STUDY TEXT START
Posted in Computing 3 years, 2 months ago

Basics

I’ve been trying out the imaging libraries available for Java for the past couple of days. I’m happy to say that I’ve liked what I’ve seen thus far. I’m sticking to this platform to develop the server side technology for my project.

The first task was to install the latest and greatest from Sun. This included Netbeans 5.5 and JDK 6 available as a single package. I also had to get the media libraries, which isn’t a part of the standard java kit for some reason. I had absolutely no problems installing all of this on a stock Debian Linux system. Now that Java is Free, in the future all of this should just be an apt-get away.

Netbeans is a kick-ass environment to develop with. I really like how unit testing is an integral part of the development process. Unlike Eclipse, Netbeans is not sluggish at all on a machine with 512 MB of RAM.

Experiment

I didn’t want to solve “toy problems” to test this environment. I decided to write a general image magnification function. Once again, instead of basing this on a simple super-sampling interpolation algorithm, I decided to try something more sophisticated.

In signal processing, a simple way to “zoom” into signals is by padding the frequency spectra of the signal with zeros. This method of zooming reduces the computational complexity from O(n^2) to O(n*log(n) due to the use of the Fast Fourier Transform.

Outline

We’ll assume that our domain of interest is always a power of two. Without loss of generality, we’ll also assume that the width and height are the same. Here’s how you’d use the FFT to do the zooming. I’ve also included the Matlab/Octave command equivalents in brackets to make it easier to understand:

  1. Take the 2d-fft of the image. (fft2)
  2. Make sure the DC components are in the center. If not shift-cycle it. (fftshift)
  3. Add a border of zeros around the image. The final dimensions of the image is still a power of two.
  4. Take the 2d-inverse fft of the image. (ifft2) Again, you might have to shift-cycle the image as in step 2.
  5. This is the zoomed in image.

In programs like Matlab, the finite precision of the floating points leads to non-zero complex values in the inverse transform. These can be safely ignored.

Step three is the key step. What it does is add a bunch of zeros in the middle of the frequency spectrum. You could have added the pad right in the middle of the image, but as we’ll see in the next section, it’s simpler to add a border of zeros to the boundaries of the image.

Methodology

The Java Advanced Imaging (JAI) APIs define something known as an operator. This is the core of your signal processing. You have point operators, area operators, color quantization operators, edge extraction operators, statistical operators…you get the idea. All of these operators are constructed in a general way using a ParameterBlock. Here’s an example of using the AddConst operator for adding a constant “2.0″ to every pixel of an image:

// lang Java
ParameterBlock pb = new ParameterBlock ();
pb.addSource (src);
double [] val = {2.0};
pb.add (val);
PlanarImage dst = JAI.create ("AddConst", pb);

PlanarImage is the most general class for representing a 2-dimensional image. The sweet thing about JAI is that it builds a directed acyclic graph of operations, much like GEGL. This means that if you have an image reader, the image isn’t actually read until the pixel value is written to disk much later in the pipeline of operations. This is very powerful.

Using the outline, we build a general pipeline using the operators fileload, dft, PeriodicShift, border, PeriodicShift, idft, MultiplyConst, filesave. Done. We require the multiplication of the image by a constant because of the scaling factors in the forward and inverse transforms. Below, we see two images of sizes 256×256 and the zoomed in 512×512 pixel images. This means I zero-padded the frequency spectra by 128 pixels on each side.

Source Image Zoomed in image

The performance was not bad at all. During installation, I had to drop in a .so file, so I’m pretty sure the math intensive parts of JAI are optimized in a native language, and not Java.

This is pretty exciting because it emphasizes the UNIX approach to solving problems. Just like how you can combine sort, wc, grep and maybe other small tools to create a powerful end-product, various operators can be combined to build really cool image processing pipelines.
STUDY TEXT END
Duplicate the passage of the Java image zooming text from "Netbeans is a" to "Fast Fourier Transform.".
EXERCISE DATA START
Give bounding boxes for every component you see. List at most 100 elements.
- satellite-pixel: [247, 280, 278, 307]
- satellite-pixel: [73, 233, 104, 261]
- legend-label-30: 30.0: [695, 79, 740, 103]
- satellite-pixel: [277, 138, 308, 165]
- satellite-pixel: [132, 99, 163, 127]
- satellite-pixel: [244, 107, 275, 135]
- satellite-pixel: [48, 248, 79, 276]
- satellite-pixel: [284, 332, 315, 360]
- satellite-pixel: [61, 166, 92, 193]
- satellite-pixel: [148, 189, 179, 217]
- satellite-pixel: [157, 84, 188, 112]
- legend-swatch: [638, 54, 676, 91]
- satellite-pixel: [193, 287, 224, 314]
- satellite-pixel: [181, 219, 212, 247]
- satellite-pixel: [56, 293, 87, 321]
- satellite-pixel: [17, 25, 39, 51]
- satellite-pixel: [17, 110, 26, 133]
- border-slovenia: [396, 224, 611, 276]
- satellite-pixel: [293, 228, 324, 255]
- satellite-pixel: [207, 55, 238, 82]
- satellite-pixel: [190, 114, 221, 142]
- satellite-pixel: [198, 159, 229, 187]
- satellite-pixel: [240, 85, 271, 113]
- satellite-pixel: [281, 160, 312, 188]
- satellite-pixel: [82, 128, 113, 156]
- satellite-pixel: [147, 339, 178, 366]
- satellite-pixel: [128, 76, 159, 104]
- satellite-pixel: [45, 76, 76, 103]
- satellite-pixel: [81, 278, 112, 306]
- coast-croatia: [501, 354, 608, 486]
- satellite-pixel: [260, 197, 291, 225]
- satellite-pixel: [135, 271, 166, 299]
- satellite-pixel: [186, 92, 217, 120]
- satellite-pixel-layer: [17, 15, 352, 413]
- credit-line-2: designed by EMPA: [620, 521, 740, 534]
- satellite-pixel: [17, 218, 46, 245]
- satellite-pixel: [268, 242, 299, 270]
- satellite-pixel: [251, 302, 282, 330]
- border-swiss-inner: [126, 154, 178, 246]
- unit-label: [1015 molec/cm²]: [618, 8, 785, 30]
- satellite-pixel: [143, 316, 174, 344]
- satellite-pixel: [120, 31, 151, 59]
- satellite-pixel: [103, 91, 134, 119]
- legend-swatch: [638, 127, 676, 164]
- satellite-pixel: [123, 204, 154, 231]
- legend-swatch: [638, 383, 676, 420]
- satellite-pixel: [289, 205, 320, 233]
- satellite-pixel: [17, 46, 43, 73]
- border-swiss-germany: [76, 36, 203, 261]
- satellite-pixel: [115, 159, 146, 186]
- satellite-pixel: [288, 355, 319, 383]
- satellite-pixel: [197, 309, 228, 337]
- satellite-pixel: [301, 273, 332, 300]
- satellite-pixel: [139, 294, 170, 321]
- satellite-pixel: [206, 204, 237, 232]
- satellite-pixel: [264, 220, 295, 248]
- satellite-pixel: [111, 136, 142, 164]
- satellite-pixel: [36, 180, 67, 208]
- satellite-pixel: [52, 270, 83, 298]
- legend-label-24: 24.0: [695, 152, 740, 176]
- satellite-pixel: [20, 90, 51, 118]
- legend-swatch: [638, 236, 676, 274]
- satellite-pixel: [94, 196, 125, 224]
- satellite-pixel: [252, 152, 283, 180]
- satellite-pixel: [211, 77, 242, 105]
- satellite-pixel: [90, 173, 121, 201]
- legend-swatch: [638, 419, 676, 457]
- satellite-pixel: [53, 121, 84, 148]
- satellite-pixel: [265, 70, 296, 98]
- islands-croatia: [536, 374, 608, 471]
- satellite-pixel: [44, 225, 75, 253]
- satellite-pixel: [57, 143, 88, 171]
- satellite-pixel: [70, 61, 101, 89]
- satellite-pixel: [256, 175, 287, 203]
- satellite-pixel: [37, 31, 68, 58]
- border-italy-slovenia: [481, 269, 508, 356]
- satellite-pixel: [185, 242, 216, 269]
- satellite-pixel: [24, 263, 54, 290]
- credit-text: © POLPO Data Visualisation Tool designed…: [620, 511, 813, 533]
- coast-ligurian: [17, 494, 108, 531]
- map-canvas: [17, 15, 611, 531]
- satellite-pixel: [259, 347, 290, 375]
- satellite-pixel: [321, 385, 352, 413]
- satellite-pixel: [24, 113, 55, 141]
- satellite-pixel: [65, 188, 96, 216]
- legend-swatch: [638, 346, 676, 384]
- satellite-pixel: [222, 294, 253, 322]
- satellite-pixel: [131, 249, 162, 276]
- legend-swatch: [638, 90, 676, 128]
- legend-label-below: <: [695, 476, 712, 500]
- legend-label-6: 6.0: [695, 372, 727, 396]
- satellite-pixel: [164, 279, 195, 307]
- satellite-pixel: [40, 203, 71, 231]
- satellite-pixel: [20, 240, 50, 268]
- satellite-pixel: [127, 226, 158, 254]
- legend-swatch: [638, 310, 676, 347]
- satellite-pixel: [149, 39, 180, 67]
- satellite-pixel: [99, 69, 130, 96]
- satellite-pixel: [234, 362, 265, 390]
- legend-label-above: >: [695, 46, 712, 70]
EXERCISE DATA END
> [WRITTEN SOLUTION]
Netbeans is a kick-ass environment to develop with. I really like how unit testing is an integral part of the development process. Unlike Eclipse, Netbeans is not sluggish at all on a machine with 512 MB of RAM.

Experiment

I didn’t want to solve “toy problems” to test this environment. I decided to write a general image magnification function. Once again, instead of basing this on a simple super-sampling interpolation algorithm, I decided to try something more sophisticated.

In signal processing, a simple way to “zoom” into signals is by padding the frequency spectra of the signal with zeros. This method of zooming reduces the computational complexity from O(n^2) to O(n*log(n) due to the use of the Fast Fourier Transform.